-- Begin --
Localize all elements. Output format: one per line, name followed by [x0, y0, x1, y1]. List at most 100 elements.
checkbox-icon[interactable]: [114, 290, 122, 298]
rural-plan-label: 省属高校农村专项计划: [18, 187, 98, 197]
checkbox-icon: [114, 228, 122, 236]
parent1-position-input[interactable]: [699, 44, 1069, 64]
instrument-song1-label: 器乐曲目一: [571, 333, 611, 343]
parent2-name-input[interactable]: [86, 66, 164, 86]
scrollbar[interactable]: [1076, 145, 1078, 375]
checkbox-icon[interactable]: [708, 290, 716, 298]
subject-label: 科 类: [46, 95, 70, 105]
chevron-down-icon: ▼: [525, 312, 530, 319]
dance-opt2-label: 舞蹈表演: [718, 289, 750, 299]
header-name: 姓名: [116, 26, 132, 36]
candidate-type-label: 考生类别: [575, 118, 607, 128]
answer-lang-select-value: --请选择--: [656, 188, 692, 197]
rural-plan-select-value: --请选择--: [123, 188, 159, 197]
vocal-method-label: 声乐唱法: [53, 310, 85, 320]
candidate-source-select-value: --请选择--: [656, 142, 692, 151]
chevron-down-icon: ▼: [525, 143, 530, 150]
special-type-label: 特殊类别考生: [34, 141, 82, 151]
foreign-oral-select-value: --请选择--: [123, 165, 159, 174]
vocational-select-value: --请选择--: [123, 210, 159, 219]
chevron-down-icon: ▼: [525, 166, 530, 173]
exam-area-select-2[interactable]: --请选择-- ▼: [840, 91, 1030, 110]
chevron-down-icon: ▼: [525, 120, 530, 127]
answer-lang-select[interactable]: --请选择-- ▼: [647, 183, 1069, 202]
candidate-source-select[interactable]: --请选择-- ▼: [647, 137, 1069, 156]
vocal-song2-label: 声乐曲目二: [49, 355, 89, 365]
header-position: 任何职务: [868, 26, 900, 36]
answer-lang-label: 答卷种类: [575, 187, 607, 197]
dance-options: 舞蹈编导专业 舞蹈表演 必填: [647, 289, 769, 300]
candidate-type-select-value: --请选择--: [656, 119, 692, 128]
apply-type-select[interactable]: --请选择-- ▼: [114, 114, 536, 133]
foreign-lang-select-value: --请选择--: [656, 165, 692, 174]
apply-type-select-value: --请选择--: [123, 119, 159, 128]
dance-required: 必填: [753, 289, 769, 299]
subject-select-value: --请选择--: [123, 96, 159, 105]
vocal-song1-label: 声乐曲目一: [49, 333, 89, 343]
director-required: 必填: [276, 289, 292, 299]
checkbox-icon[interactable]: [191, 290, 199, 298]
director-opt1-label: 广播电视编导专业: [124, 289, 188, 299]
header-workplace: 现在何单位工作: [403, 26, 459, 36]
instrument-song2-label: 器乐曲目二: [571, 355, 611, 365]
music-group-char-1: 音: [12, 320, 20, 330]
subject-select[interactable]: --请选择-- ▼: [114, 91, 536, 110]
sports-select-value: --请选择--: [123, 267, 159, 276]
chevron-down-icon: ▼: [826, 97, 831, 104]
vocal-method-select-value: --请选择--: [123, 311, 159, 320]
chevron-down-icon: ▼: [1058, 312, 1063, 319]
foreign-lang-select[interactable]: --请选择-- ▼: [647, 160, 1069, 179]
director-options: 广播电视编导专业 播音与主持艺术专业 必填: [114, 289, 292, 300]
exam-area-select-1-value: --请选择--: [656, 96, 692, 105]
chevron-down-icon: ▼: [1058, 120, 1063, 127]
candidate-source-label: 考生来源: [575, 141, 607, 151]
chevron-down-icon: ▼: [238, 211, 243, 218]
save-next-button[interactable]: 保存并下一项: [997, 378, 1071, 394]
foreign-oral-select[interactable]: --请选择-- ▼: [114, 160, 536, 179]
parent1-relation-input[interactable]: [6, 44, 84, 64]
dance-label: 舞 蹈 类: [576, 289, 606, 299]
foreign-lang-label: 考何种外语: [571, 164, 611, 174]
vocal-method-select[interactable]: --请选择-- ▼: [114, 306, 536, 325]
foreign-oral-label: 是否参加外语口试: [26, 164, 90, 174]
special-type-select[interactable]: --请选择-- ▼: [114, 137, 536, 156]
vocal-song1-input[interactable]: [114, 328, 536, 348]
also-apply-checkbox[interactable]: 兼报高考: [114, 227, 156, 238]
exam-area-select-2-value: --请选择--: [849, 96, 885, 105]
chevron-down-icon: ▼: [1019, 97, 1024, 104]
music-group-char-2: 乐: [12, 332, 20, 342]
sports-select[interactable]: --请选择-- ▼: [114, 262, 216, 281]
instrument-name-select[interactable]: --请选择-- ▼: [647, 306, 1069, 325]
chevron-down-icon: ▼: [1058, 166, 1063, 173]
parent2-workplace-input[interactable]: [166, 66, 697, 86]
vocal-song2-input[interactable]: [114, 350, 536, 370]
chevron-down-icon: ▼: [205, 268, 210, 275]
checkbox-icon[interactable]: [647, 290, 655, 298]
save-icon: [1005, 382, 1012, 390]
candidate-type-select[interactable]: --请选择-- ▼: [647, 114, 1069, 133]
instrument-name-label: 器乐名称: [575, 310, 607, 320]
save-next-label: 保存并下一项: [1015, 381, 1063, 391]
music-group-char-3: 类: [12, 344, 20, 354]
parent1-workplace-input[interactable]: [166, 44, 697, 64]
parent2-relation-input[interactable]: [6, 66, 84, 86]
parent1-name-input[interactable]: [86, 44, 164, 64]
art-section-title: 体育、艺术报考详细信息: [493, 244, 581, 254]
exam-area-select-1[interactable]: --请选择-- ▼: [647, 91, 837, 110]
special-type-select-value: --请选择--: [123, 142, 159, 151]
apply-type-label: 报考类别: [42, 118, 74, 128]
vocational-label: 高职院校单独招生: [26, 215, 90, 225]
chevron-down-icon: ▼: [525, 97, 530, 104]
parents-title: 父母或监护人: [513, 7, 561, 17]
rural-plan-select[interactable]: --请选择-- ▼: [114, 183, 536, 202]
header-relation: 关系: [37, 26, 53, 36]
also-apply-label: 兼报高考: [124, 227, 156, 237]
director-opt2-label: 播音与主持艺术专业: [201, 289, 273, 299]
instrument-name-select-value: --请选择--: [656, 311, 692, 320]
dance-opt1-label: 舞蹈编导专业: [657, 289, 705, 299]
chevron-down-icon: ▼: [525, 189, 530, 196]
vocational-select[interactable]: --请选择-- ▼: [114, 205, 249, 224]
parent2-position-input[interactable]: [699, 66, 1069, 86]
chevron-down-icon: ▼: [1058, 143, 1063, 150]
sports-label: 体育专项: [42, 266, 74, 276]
-- End --
_Set problem_
Update the data above so that every "chevron-down-icon" reads "dropdown-arrow-icon" instead, and keep everything else the same.

_Reply_
Localize all elements. Output format: one per line, name followed by [x0, y0, x1, y1]. List at most 100 elements.
checkbox-icon[interactable]: [114, 290, 122, 298]
rural-plan-label: 省属高校农村专项计划: [18, 187, 98, 197]
checkbox-icon: [114, 228, 122, 236]
parent1-position-input[interactable]: [699, 44, 1069, 64]
instrument-song1-label: 器乐曲目一: [571, 333, 611, 343]
parent2-name-input[interactable]: [86, 66, 164, 86]
scrollbar[interactable]: [1076, 145, 1078, 375]
checkbox-icon[interactable]: [708, 290, 716, 298]
subject-label: 科 类: [46, 95, 70, 105]
dropdown-arrow-icon: ▼: [525, 312, 530, 319]
dance-opt2-label: 舞蹈表演: [718, 289, 750, 299]
header-name: 姓名: [116, 26, 132, 36]
candidate-type-label: 考生类别: [575, 118, 607, 128]
answer-lang-select-value: --请选择--: [656, 188, 692, 197]
rural-plan-select-value: --请选择--: [123, 188, 159, 197]
vocal-method-label: 声乐唱法: [53, 310, 85, 320]
candidate-source-select-value: --请选择--: [656, 142, 692, 151]
dropdown-arrow-icon: ▼: [525, 143, 530, 150]
special-type-label: 特殊类别考生: [34, 141, 82, 151]
foreign-oral-select-value: --请选择--: [123, 165, 159, 174]
vocational-select-value: --请选择--: [123, 210, 159, 219]
dropdown-arrow-icon: ▼: [525, 166, 530, 173]
exam-area-select-2[interactable]: --请选择-- ▼: [840, 91, 1030, 110]
dropdown-arrow-icon: ▼: [525, 120, 530, 127]
answer-lang-select[interactable]: --请选择-- ▼: [647, 183, 1069, 202]
candidate-source-select[interactable]: --请选择-- ▼: [647, 137, 1069, 156]
vocal-song2-label: 声乐曲目二: [49, 355, 89, 365]
header-position: 任何职务: [868, 26, 900, 36]
answer-lang-label: 答卷种类: [575, 187, 607, 197]
dance-options: 舞蹈编导专业 舞蹈表演 必填: [647, 289, 769, 300]
candidate-type-select-value: --请选择--: [656, 119, 692, 128]
apply-type-select[interactable]: --请选择-- ▼: [114, 114, 536, 133]
foreign-lang-select-value: --请选择--: [656, 165, 692, 174]
apply-type-select-value: --请选择--: [123, 119, 159, 128]
dance-required: 必填: [753, 289, 769, 299]
subject-select-value: --请选择--: [123, 96, 159, 105]
vocal-song1-label: 声乐曲目一: [49, 333, 89, 343]
director-required: 必填: [276, 289, 292, 299]
checkbox-icon[interactable]: [191, 290, 199, 298]
director-opt1-label: 广播电视编导专业: [124, 289, 188, 299]
header-workplace: 现在何单位工作: [403, 26, 459, 36]
instrument-song2-label: 器乐曲目二: [571, 355, 611, 365]
music-group-char-1: 音: [12, 320, 20, 330]
subject-select[interactable]: --请选择-- ▼: [114, 91, 536, 110]
sports-select-value: --请选择--: [123, 267, 159, 276]
dropdown-arrow-icon: ▼: [826, 97, 831, 104]
vocal-method-select-value: --请选择--: [123, 311, 159, 320]
dropdown-arrow-icon: ▼: [1058, 312, 1063, 319]
foreign-lang-select[interactable]: --请选择-- ▼: [647, 160, 1069, 179]
director-options: 广播电视编导专业 播音与主持艺术专业 必填: [114, 289, 292, 300]
exam-area-select-1-value: --请选择--: [656, 96, 692, 105]
dropdown-arrow-icon: ▼: [1058, 120, 1063, 127]
candidate-source-label: 考生来源: [575, 141, 607, 151]
dropdown-arrow-icon: ▼: [238, 211, 243, 218]
save-next-button[interactable]: 保存并下一项: [997, 378, 1071, 394]
foreign-oral-select[interactable]: --请选择-- ▼: [114, 160, 536, 179]
parent1-relation-input[interactable]: [6, 44, 84, 64]
dance-label: 舞 蹈 类: [576, 289, 606, 299]
foreign-lang-label: 考何种外语: [571, 164, 611, 174]
vocal-method-select[interactable]: --请选择-- ▼: [114, 306, 536, 325]
foreign-oral-label: 是否参加外语口试: [26, 164, 90, 174]
special-type-select[interactable]: --请选择-- ▼: [114, 137, 536, 156]
vocal-song1-input[interactable]: [114, 328, 536, 348]
also-apply-checkbox[interactable]: 兼报高考: [114, 227, 156, 238]
exam-area-select-2-value: --请选择--: [849, 96, 885, 105]
dropdown-arrow-icon: ▼: [1019, 97, 1024, 104]
music-group-char-2: 乐: [12, 332, 20, 342]
sports-select[interactable]: --请选择-- ▼: [114, 262, 216, 281]
instrument-name-select[interactable]: --请选择-- ▼: [647, 306, 1069, 325]
dropdown-arrow-icon: ▼: [1058, 166, 1063, 173]
parent2-workplace-input[interactable]: [166, 66, 697, 86]
vocal-song2-input[interactable]: [114, 350, 536, 370]
dropdown-arrow-icon: ▼: [205, 268, 210, 275]
checkbox-icon[interactable]: [647, 290, 655, 298]
save-icon: [1005, 382, 1012, 390]
candidate-type-select[interactable]: --请选择-- ▼: [647, 114, 1069, 133]
instrument-name-label: 器乐名称: [575, 310, 607, 320]
save-next-label: 保存并下一项: [1015, 381, 1063, 391]
music-group-char-3: 类: [12, 344, 20, 354]
parent1-workplace-input[interactable]: [166, 44, 697, 64]
parent2-relation-input[interactable]: [6, 66, 84, 86]
parent1-name-input[interactable]: [86, 44, 164, 64]
art-section-title: 体育、艺术报考详细信息: [493, 244, 581, 254]
exam-area-select-1[interactable]: --请选择-- ▼: [647, 91, 837, 110]
special-type-select-value: --请选择--: [123, 142, 159, 151]
apply-type-label: 报考类别: [42, 118, 74, 128]
vocational-label: 高职院校单独招生: [26, 215, 90, 225]
dropdown-arrow-icon: ▼: [525, 97, 530, 104]
parents-title: 父母或监护人: [513, 7, 561, 17]
rural-plan-select[interactable]: --请选择-- ▼: [114, 183, 536, 202]
header-relation: 关系: [37, 26, 53, 36]
also-apply-label: 兼报高考: [124, 227, 156, 237]
director-opt2-label: 播音与主持艺术专业: [201, 289, 273, 299]
instrument-name-select-value: --请选择--: [656, 311, 692, 320]
dance-opt1-label: 舞蹈编导专业: [657, 289, 705, 299]
dropdown-arrow-icon: ▼: [525, 189, 530, 196]
vocational-select[interactable]: --请选择-- ▼: [114, 205, 249, 224]
parent2-position-input[interactable]: [699, 66, 1069, 86]
dropdown-arrow-icon: ▼: [1058, 143, 1063, 150]
sports-label: 体育专项: [42, 266, 74, 276]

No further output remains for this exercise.